- Provided text
== Segment start ==
PHONEMeS uses a prior knowledge network of PPIs and Kinase-Substrate Relationships to reconstruct a signaling network from a phosphoproteomics dataset and a set of perturbation targets. The current version is a wrapper around the causal reasoning tool CARNIVAL. Essentially it works by trimming away parts of the prior knowledge network until the resulting subnetwork optimally explains the observed data.
This endpoint first runs PHONEMeS on the input data and uses Cytoscape to set 2-D coordinates for the protein nodes.
The yFiles plugin (https://www.yworks.com/products/yfiles-layout-algorithms-for-cytoscape) is utilized to arrange the graph in a hierarchic layout. The result is converted into JSON format and sent back to the User. Note that the phosphosite nodes are trimmed away from the PHONEMeS result, only protein nodes are returned.
== Segment end ==
- Questions
1 - Decide whether each statement agrees with the PHONEMeS description, answering yes or no and quoting the deciding words: (a) the current version of PHONEMeS is a wrapper around CARNIVAL; (b) the endpoint returns both protein and phosphosite nodes; (c) the result is sent back in XML format.
2 - Print word for word the part of the PHONEMeS description that begins at the words "PHONEMeS uses a" and stops after "the observed data.".
3 - Rewrite the paragraph of the PHONEMeS description that begins "The yFiles plugin" as a short list, keeping its main facts.

- Stored data
== Segment start ==
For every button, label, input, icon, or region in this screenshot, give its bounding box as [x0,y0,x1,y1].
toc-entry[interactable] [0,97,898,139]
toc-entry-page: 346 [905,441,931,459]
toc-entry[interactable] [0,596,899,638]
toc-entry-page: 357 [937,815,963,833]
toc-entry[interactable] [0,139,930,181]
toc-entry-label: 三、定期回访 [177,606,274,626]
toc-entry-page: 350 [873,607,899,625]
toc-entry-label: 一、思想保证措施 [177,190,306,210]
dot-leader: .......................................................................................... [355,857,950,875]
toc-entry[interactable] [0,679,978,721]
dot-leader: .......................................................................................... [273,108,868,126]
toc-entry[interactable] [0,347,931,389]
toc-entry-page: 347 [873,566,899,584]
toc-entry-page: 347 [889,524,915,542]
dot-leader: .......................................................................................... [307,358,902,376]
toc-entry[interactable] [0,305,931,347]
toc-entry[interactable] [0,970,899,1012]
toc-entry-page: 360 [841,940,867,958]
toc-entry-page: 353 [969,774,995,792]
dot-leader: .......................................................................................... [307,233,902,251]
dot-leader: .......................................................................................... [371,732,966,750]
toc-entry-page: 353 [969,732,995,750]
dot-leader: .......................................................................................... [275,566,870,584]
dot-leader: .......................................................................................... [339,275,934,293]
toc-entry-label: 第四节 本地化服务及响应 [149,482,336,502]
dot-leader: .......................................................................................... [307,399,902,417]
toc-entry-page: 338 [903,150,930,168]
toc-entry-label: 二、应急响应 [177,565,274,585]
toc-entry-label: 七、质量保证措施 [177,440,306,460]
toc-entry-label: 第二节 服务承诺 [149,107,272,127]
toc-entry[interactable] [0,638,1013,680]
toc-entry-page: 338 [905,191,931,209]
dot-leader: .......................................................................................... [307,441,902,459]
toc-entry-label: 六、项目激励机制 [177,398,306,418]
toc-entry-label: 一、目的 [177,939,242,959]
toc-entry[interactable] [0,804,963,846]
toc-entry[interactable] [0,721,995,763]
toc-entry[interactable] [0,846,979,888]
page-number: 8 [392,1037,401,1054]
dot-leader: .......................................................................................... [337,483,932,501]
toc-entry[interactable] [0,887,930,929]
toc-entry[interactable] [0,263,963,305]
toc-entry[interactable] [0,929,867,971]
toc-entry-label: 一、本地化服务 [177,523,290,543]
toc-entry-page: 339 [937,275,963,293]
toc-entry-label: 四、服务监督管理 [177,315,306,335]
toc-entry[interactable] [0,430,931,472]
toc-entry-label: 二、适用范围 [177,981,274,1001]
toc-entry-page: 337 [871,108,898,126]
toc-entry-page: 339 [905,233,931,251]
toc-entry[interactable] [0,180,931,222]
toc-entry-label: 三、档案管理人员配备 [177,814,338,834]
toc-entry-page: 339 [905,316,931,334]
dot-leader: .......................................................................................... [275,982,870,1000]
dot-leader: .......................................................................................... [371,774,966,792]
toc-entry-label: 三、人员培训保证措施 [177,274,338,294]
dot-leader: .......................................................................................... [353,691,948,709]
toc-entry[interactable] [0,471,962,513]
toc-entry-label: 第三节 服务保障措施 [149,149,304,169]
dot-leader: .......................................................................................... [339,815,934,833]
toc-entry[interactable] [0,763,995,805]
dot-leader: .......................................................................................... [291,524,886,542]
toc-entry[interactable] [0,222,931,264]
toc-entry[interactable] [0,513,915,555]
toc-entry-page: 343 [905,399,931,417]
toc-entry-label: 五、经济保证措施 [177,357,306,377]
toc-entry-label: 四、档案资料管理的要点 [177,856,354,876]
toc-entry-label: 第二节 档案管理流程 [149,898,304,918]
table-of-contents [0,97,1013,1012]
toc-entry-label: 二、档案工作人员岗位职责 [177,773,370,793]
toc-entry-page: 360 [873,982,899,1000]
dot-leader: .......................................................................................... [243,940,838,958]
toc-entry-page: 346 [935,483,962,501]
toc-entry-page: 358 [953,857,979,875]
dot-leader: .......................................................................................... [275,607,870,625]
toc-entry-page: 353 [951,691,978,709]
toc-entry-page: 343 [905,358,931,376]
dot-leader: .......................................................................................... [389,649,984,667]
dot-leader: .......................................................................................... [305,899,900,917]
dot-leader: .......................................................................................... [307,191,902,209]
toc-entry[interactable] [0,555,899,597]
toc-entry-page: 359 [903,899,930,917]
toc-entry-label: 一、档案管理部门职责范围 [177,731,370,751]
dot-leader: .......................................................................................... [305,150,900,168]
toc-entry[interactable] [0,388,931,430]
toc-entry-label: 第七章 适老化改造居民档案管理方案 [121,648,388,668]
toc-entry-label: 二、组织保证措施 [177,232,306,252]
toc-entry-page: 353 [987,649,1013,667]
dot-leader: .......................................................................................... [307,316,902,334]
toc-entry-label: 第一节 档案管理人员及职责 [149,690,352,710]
== Segment end ==
- Answer section
1 -
(a) Yes: "The current version is a wrapper around the causal reasoning tool CARNIVAL."
(b) No: "Note that the phosphosite nodes are trimmed away from the PHONEMeS result, only protein nodes are returned."
(c) No: "The result is converted into JSON format and sent back to the User."

2 -
PHONEMeS uses a prior knowledge network of PPIs and Kinase-Substrate Relationships to reconstruct a signaling network from a phosphoproteomics dataset and a set of perturbation targets. The current version is a wrapper around the causal reasoning tool CARNIVAL. Essentially it works by trimming away parts of the prior knowledge network until the resulting subnetwork optimally explains the observed data.

3 -
- The yFiles plugin arranges the graph in a hierarchic layout.
- The result is converted into JSON and sent back to the user.
- Phosphosite nodes are trimmed from the PHONEMeS result, so only protein nodes are returned.